-- BEGIN --

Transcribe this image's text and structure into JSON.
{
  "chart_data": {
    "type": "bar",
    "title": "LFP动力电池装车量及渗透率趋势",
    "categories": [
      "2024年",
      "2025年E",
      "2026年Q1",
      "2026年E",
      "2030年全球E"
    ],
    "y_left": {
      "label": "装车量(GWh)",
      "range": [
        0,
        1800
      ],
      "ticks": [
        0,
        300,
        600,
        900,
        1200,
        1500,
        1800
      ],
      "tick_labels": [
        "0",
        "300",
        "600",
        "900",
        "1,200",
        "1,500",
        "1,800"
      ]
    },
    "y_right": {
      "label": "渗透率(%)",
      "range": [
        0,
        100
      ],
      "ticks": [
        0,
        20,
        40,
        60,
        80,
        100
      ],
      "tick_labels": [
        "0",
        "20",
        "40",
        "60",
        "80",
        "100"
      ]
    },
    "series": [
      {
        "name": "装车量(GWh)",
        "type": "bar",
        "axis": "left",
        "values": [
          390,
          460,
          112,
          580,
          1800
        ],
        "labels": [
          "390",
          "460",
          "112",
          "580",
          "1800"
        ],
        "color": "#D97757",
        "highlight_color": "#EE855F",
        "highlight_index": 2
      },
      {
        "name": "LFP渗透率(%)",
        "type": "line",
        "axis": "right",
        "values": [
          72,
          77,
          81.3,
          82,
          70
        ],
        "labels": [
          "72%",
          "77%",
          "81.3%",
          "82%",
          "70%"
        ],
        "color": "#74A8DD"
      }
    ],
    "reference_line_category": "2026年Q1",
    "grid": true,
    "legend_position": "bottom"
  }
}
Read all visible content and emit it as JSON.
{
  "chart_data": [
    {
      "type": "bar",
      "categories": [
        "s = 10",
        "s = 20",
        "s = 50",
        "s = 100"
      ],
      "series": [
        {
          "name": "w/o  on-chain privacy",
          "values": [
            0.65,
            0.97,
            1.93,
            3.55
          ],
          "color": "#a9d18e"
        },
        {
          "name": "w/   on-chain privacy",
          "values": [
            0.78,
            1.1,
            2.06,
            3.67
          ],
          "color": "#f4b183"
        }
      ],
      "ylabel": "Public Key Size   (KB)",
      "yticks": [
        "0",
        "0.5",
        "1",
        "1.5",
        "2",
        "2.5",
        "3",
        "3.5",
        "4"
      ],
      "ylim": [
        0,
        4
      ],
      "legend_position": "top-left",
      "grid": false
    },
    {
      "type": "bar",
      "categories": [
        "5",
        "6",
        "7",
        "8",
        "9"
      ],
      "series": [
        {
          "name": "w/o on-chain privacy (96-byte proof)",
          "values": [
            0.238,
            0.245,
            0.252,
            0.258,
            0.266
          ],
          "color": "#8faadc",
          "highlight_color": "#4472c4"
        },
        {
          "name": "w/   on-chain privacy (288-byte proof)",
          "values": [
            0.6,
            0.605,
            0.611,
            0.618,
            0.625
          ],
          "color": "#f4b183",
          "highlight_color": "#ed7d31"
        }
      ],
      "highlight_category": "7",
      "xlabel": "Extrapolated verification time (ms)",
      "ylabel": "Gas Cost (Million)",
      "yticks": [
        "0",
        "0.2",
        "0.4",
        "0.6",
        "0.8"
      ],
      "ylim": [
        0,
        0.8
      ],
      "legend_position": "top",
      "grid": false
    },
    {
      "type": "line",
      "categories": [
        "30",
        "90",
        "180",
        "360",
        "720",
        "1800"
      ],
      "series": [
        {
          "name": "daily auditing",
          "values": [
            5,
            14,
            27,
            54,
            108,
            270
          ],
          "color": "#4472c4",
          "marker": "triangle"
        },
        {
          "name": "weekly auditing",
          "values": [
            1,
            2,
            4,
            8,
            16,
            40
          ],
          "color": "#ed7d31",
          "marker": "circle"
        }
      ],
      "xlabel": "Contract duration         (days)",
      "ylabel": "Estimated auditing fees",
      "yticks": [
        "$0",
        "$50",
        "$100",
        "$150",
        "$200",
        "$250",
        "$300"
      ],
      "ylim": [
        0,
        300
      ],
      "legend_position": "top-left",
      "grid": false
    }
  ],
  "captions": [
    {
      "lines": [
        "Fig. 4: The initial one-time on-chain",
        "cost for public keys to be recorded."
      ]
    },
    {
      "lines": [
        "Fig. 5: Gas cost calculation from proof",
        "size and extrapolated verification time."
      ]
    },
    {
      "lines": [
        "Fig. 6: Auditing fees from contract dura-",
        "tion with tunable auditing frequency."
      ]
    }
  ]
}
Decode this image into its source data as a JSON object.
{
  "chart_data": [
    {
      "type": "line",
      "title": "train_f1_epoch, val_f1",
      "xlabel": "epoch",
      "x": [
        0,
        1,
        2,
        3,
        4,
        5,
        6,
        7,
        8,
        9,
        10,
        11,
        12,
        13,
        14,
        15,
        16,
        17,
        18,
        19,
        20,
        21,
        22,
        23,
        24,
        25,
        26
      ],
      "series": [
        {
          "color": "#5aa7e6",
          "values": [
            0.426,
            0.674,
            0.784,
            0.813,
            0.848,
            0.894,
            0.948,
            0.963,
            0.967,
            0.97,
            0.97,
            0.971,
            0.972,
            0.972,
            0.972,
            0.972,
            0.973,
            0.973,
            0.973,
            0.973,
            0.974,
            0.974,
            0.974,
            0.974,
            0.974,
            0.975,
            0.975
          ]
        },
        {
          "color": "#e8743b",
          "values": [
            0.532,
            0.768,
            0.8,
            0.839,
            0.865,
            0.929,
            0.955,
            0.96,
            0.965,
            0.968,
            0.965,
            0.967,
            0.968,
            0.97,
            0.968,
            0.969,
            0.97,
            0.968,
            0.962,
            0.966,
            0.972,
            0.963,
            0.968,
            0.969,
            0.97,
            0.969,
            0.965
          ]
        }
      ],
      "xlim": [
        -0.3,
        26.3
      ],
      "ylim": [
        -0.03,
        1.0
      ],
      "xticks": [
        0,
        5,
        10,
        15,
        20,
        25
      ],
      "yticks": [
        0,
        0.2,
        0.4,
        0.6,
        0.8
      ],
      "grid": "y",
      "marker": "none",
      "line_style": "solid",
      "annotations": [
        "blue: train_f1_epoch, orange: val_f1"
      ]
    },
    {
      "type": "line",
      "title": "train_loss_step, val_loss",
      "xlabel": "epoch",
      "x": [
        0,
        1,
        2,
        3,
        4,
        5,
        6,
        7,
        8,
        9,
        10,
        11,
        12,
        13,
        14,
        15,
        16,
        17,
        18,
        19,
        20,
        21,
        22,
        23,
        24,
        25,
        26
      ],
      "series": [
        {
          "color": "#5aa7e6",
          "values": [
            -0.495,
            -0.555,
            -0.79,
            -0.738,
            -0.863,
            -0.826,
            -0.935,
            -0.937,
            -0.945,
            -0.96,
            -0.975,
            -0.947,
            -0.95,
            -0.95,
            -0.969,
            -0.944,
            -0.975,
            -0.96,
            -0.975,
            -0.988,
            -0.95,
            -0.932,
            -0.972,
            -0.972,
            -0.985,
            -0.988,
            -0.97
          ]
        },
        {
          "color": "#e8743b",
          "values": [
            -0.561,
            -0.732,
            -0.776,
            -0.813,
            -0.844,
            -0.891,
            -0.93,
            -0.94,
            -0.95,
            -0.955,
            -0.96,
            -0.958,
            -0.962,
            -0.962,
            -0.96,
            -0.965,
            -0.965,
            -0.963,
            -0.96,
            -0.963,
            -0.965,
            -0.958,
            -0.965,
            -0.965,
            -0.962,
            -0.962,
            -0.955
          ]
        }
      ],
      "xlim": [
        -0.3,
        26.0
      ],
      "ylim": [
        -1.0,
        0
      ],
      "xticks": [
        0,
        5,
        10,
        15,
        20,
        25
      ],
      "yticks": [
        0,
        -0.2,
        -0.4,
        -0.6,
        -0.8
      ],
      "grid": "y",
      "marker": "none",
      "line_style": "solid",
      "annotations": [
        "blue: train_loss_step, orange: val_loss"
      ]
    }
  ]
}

-- END --

# Stated task
Reproduce every line from the entries that holds the word "into".

# Completed exercise
Transcribe this image's text and structure into JSON.
Decode this image into its source data as a JSON object.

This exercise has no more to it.